(Items from a dataset)
____
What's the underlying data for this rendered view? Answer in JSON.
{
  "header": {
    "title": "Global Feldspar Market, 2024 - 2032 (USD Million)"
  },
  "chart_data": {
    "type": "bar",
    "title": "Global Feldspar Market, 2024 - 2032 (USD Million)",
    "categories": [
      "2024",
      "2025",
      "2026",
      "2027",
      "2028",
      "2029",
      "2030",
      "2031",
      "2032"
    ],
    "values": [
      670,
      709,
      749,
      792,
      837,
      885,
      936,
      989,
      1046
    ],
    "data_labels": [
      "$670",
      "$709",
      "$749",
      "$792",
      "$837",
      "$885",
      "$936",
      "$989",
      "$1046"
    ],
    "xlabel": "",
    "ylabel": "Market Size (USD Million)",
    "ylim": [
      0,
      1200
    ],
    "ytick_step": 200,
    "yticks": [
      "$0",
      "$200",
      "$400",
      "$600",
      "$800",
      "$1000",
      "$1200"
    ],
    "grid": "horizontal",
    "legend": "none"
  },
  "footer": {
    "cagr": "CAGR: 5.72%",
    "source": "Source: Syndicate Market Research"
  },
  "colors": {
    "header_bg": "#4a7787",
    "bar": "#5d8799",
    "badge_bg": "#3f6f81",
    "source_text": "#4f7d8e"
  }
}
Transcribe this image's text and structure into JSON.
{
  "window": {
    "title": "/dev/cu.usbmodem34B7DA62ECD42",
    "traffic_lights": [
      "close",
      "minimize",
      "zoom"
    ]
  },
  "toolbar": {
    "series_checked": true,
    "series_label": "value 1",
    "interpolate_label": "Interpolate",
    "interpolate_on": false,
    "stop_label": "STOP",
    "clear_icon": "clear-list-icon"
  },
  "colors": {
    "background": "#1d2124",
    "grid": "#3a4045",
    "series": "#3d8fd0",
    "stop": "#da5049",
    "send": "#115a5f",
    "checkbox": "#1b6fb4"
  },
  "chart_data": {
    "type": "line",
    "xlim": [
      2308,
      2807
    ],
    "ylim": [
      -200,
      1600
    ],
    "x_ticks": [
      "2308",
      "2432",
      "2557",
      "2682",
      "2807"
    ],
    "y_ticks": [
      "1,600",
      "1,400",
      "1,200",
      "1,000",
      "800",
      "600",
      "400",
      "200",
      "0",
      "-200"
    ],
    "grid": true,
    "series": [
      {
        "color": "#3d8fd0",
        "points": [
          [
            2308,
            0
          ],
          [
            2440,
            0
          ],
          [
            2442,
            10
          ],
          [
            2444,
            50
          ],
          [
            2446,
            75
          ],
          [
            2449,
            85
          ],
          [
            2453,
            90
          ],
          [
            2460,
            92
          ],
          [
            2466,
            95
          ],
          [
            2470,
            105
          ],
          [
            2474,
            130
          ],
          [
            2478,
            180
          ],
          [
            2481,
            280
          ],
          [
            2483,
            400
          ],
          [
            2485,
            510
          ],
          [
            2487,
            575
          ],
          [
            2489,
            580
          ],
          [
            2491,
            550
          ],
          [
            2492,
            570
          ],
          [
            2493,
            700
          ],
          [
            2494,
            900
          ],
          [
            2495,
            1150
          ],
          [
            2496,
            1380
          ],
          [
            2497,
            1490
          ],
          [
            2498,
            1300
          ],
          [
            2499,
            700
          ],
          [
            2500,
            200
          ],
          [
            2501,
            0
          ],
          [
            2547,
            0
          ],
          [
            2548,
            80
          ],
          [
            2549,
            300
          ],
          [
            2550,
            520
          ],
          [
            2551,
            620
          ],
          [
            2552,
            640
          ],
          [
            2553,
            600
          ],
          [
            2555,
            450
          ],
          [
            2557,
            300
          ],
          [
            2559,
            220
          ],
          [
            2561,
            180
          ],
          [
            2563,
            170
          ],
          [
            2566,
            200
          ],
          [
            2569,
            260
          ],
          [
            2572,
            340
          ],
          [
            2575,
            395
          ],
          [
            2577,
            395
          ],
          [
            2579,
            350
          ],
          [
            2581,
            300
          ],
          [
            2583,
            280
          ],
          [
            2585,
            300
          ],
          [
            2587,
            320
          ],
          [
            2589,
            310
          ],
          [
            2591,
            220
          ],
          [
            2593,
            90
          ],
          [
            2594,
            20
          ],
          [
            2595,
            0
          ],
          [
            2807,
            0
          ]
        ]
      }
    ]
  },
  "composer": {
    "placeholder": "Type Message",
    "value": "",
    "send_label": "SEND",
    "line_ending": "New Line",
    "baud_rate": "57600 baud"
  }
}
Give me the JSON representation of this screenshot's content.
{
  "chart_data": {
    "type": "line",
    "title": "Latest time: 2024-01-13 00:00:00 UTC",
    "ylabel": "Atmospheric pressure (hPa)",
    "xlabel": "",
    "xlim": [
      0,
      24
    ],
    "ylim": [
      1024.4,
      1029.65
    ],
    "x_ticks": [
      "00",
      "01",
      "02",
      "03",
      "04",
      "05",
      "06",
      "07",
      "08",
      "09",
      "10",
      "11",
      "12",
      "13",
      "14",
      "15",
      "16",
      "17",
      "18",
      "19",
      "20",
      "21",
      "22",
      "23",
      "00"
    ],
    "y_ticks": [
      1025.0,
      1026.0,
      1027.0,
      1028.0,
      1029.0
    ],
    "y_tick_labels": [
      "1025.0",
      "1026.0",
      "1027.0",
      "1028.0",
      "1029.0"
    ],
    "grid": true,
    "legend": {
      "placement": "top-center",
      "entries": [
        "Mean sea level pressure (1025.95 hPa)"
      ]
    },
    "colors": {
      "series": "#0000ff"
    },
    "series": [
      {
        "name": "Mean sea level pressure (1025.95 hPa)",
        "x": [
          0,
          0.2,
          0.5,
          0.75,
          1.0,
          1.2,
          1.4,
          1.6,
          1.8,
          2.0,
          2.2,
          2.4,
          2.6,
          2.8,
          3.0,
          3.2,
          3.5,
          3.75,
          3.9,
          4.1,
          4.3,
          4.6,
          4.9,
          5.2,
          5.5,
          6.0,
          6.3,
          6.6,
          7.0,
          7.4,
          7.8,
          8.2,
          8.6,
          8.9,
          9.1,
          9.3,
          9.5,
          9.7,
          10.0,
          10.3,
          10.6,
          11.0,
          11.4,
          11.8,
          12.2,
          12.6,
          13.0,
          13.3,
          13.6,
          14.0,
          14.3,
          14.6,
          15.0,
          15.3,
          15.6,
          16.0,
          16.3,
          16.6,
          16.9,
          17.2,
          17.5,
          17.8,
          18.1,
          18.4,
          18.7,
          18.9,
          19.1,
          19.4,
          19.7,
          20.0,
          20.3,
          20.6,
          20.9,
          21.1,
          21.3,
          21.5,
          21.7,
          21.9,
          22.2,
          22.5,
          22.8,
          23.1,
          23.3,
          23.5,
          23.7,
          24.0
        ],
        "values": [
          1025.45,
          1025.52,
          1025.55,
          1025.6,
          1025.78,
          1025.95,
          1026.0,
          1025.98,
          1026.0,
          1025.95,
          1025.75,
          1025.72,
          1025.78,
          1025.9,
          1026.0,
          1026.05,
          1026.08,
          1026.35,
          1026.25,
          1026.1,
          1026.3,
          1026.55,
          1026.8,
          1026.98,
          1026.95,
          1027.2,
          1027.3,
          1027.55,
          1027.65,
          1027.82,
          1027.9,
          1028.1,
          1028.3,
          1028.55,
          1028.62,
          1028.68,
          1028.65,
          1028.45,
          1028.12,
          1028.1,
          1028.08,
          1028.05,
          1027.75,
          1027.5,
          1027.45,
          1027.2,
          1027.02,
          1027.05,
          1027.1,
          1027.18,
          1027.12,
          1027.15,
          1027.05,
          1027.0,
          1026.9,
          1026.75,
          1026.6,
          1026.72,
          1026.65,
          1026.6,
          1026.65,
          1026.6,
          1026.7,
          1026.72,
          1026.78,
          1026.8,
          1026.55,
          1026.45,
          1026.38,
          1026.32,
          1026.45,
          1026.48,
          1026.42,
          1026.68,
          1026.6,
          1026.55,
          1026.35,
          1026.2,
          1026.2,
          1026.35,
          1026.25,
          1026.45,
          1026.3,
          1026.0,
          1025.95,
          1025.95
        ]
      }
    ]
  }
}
____
--- Required work ---
Using the material above, state how many lines include the string "Mean". Answer with a single number.

--- Solution to this exercise ---
2